Short problem |
Go through the records and give each one again exactly.

---+---

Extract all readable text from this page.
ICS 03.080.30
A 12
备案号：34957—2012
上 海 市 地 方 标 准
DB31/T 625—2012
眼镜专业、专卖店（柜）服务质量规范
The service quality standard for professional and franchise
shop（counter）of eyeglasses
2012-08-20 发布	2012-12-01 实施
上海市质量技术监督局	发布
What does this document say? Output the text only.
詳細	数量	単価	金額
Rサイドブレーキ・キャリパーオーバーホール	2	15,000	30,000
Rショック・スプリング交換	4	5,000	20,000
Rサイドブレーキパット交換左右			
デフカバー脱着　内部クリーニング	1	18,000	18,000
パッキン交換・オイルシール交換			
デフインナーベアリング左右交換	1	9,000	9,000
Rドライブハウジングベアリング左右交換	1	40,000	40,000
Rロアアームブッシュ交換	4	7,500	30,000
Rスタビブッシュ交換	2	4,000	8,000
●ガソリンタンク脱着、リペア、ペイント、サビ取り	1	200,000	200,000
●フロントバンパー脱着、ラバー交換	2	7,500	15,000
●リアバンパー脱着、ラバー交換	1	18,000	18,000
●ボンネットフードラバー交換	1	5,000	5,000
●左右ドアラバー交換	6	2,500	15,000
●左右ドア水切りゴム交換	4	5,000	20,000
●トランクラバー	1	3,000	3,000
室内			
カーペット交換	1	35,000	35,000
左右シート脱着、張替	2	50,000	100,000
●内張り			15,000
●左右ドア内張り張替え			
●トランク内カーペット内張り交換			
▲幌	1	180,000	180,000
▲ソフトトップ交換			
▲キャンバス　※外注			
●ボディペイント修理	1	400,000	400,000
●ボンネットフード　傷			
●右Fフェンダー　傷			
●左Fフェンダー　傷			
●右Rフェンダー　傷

---+---

Output |
Extract all readable text from this page.
ICS 03.080.30
A 12
备案号：34957—2012
上 海 市 地 方 标 准
DB31/T 625—2012
眼镜专业、专卖店（柜）服务质量规范
The service quality standard for professional and franchise
shop（counter）of eyeglasses
2012-08-20 发布	2012-12-01 实施
上海市质量技术监督局	发布
What does this document say? Output the text only.
詳細	数量	単価	金額
Rサイドブレーキ・キャリパーオーバーホール	2	15,000	30,000
Rショック・スプリング交換	4	5,000	20,000
Rサイドブレーキパット交換左右			
デフカバー脱着　内部クリーニング	1	18,000	18,000
パッキン交換・オイルシール交換			
デフインナーベアリング左右交換	1	9,000	9,000
Rドライブハウジングベアリング左右交換	1	40,000	40,000
Rロアアームブッシュ交換	4	7,500	30,000
Rスタビブッシュ交換	2	4,000	8,000
●ガソリンタンク脱着、リペア、ペイント、サビ取り	1	200,000	200,000
●フロントバンパー脱着、ラバー交換	2	7,500	15,000
●リアバンパー脱着、ラバー交換	1	18,000	18,000
●ボンネットフードラバー交換	1	5,000	5,000
●左右ドアラバー交換	6	2,500	15,000
●左右ドア水切りゴム交換	4	5,000	20,000
●トランクラバー	1	3,000	3,000
室内			
カーペット交換	1	35,000	35,000
左右シート脱着、張替	2	50,000	100,000
●内張り			15,000
●左右ドア内張り張替え			
●トランク内カーペット内張り交換			
▲幌	1	180,000	180,000
▲ソフトトップ交換			
▲キャンバス　※外注			
●ボディペイント修理	1	400,000	400,000
●ボンネットフード　傷			
●右Fフェンダー　傷			
●左Fフェンダー　傷			
●右Rフェンダー　傷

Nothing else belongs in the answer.